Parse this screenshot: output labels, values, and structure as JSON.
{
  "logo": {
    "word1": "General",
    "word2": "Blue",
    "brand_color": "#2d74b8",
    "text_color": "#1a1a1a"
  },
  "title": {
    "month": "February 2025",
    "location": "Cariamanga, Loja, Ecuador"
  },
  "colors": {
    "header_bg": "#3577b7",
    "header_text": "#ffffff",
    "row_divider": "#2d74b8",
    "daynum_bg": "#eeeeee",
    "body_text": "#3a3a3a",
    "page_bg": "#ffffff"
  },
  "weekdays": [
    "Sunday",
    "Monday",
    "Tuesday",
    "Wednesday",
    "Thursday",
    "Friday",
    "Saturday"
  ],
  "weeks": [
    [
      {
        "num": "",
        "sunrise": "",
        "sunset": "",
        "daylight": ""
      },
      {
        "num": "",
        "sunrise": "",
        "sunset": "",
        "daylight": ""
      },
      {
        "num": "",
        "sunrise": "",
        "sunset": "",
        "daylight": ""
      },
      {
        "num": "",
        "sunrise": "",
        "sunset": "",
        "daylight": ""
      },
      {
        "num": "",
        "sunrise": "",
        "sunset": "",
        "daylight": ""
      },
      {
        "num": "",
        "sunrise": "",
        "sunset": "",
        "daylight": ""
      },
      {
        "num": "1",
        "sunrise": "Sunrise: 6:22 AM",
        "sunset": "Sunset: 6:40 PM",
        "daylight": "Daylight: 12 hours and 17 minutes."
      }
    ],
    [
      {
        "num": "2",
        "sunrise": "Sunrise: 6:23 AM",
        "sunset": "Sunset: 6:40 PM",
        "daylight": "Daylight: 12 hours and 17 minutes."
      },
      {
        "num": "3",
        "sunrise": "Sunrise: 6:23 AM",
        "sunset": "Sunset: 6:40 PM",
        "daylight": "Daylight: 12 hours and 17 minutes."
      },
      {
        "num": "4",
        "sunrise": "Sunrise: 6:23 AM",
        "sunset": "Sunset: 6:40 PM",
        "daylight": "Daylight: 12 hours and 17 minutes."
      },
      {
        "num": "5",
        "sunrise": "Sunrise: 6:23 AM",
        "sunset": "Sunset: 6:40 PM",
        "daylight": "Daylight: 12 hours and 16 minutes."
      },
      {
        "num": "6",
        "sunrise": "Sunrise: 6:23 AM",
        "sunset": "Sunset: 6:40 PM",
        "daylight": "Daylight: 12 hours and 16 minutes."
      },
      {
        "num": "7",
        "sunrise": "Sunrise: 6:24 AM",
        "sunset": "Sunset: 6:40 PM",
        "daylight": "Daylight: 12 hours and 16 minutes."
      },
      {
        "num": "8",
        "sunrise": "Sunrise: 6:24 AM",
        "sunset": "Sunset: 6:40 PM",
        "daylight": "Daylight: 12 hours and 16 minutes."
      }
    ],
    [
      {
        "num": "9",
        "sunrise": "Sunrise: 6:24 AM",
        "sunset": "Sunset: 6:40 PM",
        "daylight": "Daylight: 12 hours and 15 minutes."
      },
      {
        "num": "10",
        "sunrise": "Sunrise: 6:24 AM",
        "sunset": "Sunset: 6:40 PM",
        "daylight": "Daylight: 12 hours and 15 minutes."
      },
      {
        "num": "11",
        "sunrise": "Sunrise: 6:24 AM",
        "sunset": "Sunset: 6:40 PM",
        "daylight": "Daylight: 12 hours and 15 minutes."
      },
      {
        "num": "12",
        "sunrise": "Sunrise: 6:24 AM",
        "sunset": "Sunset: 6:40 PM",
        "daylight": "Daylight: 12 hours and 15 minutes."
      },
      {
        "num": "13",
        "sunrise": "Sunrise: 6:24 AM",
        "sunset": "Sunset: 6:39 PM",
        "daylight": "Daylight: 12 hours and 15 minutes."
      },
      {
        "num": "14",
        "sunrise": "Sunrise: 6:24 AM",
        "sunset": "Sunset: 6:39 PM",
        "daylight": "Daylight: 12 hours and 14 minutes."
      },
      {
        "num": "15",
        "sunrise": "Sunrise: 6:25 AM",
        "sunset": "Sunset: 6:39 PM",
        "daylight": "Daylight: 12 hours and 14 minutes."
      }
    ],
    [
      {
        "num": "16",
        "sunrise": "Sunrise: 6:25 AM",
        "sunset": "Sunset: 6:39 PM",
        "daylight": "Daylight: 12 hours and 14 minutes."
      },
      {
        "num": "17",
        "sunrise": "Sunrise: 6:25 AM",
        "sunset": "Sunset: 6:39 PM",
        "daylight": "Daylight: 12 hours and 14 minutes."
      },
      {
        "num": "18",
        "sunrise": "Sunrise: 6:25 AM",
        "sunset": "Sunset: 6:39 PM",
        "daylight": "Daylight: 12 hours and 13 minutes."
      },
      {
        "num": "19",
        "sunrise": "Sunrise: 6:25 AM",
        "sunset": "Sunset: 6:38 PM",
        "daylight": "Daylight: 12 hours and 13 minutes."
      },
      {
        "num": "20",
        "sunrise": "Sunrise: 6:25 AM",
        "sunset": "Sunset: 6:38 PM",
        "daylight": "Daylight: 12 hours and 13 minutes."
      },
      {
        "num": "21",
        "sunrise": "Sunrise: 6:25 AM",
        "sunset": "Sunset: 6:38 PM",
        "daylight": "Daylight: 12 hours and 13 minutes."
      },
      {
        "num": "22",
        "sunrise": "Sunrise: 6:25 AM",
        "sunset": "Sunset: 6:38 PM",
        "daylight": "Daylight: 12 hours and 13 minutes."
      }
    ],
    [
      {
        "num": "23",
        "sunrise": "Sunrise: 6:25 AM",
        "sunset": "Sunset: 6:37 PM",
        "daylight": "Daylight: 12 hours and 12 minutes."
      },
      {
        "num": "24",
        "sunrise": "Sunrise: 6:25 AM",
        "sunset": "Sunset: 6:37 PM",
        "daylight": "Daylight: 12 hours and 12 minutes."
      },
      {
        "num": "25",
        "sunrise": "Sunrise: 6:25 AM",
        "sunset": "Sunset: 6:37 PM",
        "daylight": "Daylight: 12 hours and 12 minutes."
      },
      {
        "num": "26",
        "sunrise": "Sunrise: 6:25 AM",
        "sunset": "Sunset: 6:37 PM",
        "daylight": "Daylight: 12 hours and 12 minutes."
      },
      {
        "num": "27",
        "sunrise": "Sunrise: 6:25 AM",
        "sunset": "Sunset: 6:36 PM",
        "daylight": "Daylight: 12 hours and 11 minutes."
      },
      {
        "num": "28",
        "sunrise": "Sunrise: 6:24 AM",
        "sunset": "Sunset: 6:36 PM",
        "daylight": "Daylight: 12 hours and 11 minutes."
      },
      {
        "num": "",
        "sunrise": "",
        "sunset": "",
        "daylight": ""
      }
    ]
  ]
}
-------
- [What is required]
Repeat the material above in full, quoting it exactly.

- [Task answer]
Parse this screenshot: output labels, values, and structure as JSON.
{
  "logo": {
    "word1": "General",
    "word2": "Blue",
    "brand_color": "#2d74b8",
    "text_color": "#1a1a1a"
  },
  "title": {
    "month": "February 2025",
    "location": "Cariamanga, Loja, Ecuador"
  },
  "colors": {
    "header_bg": "#3577b7",
    "header_text": "#ffffff",
    "row_divider": "#2d74b8",
    "daynum_bg": "#eeeeee",
    "body_text": "#3a3a3a",
    "page_bg": "#ffffff"
  },
  "weekdays": [
    "Sunday",
    "Monday",
    "Tuesday",
    "Wednesday",
    "Thursday",
    "Friday",
    "Saturday"
  ],
  "weeks": [
    [
      {
        "num": "",
        "sunrise": "",
        "sunset": "",
        "daylight": ""
      },
      {
        "num": "",
        "sunrise": "",
        "sunset": "",
        "daylight": ""
      },
      {
        "num": "",
        "sunrise": "",
        "sunset": "",
        "daylight": ""
      },
      {
        "num": "",
        "sunrise": "",
        "sunset": "",
        "daylight": ""
      },
      {
        "num": "",
        "sunrise": "",
        "sunset": "",
        "daylight": ""
      },
      {
        "num": "",
        "sunrise": "",
        "sunset": "",
        "daylight": ""
      },
      {
        "num": "1",
        "sunrise": "Sunrise: 6:22 AM",
        "sunset": "Sunset: 6:40 PM",
        "daylight": "Daylight: 12 hours and 17 minutes."
      }
    ],
    [
      {
        "num": "2",
        "sunrise": "Sunrise: 6:23 AM",
        "sunset": "Sunset: 6:40 PM",
        "daylight": "Daylight: 12 hours and 17 minutes."
      },
      {
        "num": "3",
        "sunrise": "Sunrise: 6:23 AM",
        "sunset": "Sunset: 6:40 PM",
        "daylight": "Daylight: 12 hours and 17 minutes."
      },
      {
        "num": "4",
        "sunrise": "Sunrise: 6:23 AM",
        "sunset": "Sunset: 6:40 PM",
        "daylight": "Daylight: 12 hours and 17 minutes."
      },
      {
        "num": "5",
        "sunrise": "Sunrise: 6:23 AM",
        "sunset": "Sunset: 6:40 PM",
        "daylight": "Daylight: 12 hours and 16 minutes."
      },
      {
        "num": "6",
        "sunrise": "Sunrise: 6:23 AM",
        "sunset": "Sunset: 6:40 PM",
        "daylight": "Daylight: 12 hours and 16 minutes."
      },
      {
        "num": "7",
        "sunrise": "Sunrise: 6:24 AM",
        "sunset": "Sunset: 6:40 PM",
        "daylight": "Daylight: 12 hours and 16 minutes."
      },
      {
        "num": "8",
        "sunrise": "Sunrise: 6:24 AM",
        "sunset": "Sunset: 6:40 PM",
        "daylight": "Daylight: 12 hours and 16 minutes."
      }
    ],
    [
      {
        "num": "9",
        "sunrise": "Sunrise: 6:24 AM",
        "sunset": "Sunset: 6:40 PM",
        "daylight": "Daylight: 12 hours and 15 minutes."
      },
      {
        "num": "10",
        "sunrise": "Sunrise: 6:24 AM",
        "sunset": "Sunset: 6:40 PM",
        "daylight": "Daylight: 12 hours and 15 minutes."
      },
      {
        "num": "11",
        "sunrise": "Sunrise: 6:24 AM",
        "sunset": "Sunset: 6:40 PM",
        "daylight": "Daylight: 12 hours and 15 minutes."
      },
      {
        "num": "12",
        "sunrise": "Sunrise: 6:24 AM",
        "sunset": "Sunset: 6:40 PM",
        "daylight": "Daylight: 12 hours and 15 minutes."
      },
      {
        "num": "13",
        "sunrise": "Sunrise: 6:24 AM",
        "sunset": "Sunset: 6:39 PM",
        "daylight": "Daylight: 12 hours and 15 minutes."
      },
      {
        "num": "14",
        "sunrise": "Sunrise: 6:24 AM",
        "sunset": "Sunset: 6:39 PM",
        "daylight": "Daylight: 12 hours and 14 minutes."
      },
      {
        "num": "15",
        "sunrise": "Sunrise: 6:25 AM",
        "sunset": "Sunset: 6:39 PM",
        "daylight": "Daylight: 12 hours and 14 minutes."
      }
    ],
    [
      {
        "num": "16",
        "sunrise": "Sunrise: 6:25 AM",
        "sunset": "Sunset: 6:39 PM",
        "daylight": "Daylight: 12 hours and 14 minutes."
      },
      {
        "num": "17",
        "sunrise": "Sunrise: 6:25 AM",
        "sunset": "Sunset: 6:39 PM",
        "daylight": "Daylight: 12 hours and 14 minutes."
      },
      {
        "num": "18",
        "sunrise": "Sunrise: 6:25 AM",
        "sunset": "Sunset: 6:39 PM",
        "daylight": "Daylight: 12 hours and 13 minutes."
      },
      {
        "num": "19",
        "sunrise": "Sunrise: 6:25 AM",
        "sunset": "Sunset: 6:38 PM",
        "daylight": "Daylight: 12 hours and 13 minutes."
      },
      {
        "num": "20",
        "sunrise": "Sunrise: 6:25 AM",
        "sunset": "Sunset: 6:38 PM",
        "daylight": "Daylight: 12 hours and 13 minutes."
      },
      {
        "num": "21",
        "sunrise": "Sunrise: 6:25 AM",
        "sunset": "Sunset: 6:38 PM",
        "daylight": "Daylight: 12 hours and 13 minutes."
      },
      {
        "num": "22",
        "sunrise": "Sunrise: 6:25 AM",
        "sunset": "Sunset: 6:38 PM",
        "daylight": "Daylight: 12 hours and 13 minutes."
      }
    ],
    [
      {
        "num": "23",
        "sunrise": "Sunrise: 6:25 AM",
        "sunset": "Sunset: 6:37 PM",
        "daylight": "Daylight: 12 hours and 12 minutes."
      },
      {
        "num": "24",
        "sunrise": "Sunrise: 6:25 AM",
        "sunset": "Sunset: 6:37 PM",
        "daylight": "Daylight: 12 hours and 12 minutes."
      },
      {
        "num": "25",
        "sunrise": "Sunrise: 6:25 AM",
        "sunset": "Sunset: 6:37 PM",
        "daylight": "Daylight: 12 hours and 12 minutes."
      },
      {
        "num": "26",
        "sunrise": "Sunrise: 6:25 AM",
        "sunset": "Sunset: 6:37 PM",
        "daylight": "Daylight: 12 hours and 12 minutes."
      },
      {
        "num": "27",
        "sunrise": "Sunrise: 6:25 AM",
        "sunset": "Sunset: 6:36 PM",
        "daylight": "Daylight: 12 hours and 11 minutes."
      },
      {
        "num": "28",
        "sunrise": "Sunrise: 6:24 AM",
        "sunset": "Sunset: 6:36 PM",
        "daylight": "Daylight: 12 hours and 11 minutes."
      },
      {
        "num": "",
        "sunrise": "",
        "sunset": "",
        "daylight": ""
      }
    ]
  ]
}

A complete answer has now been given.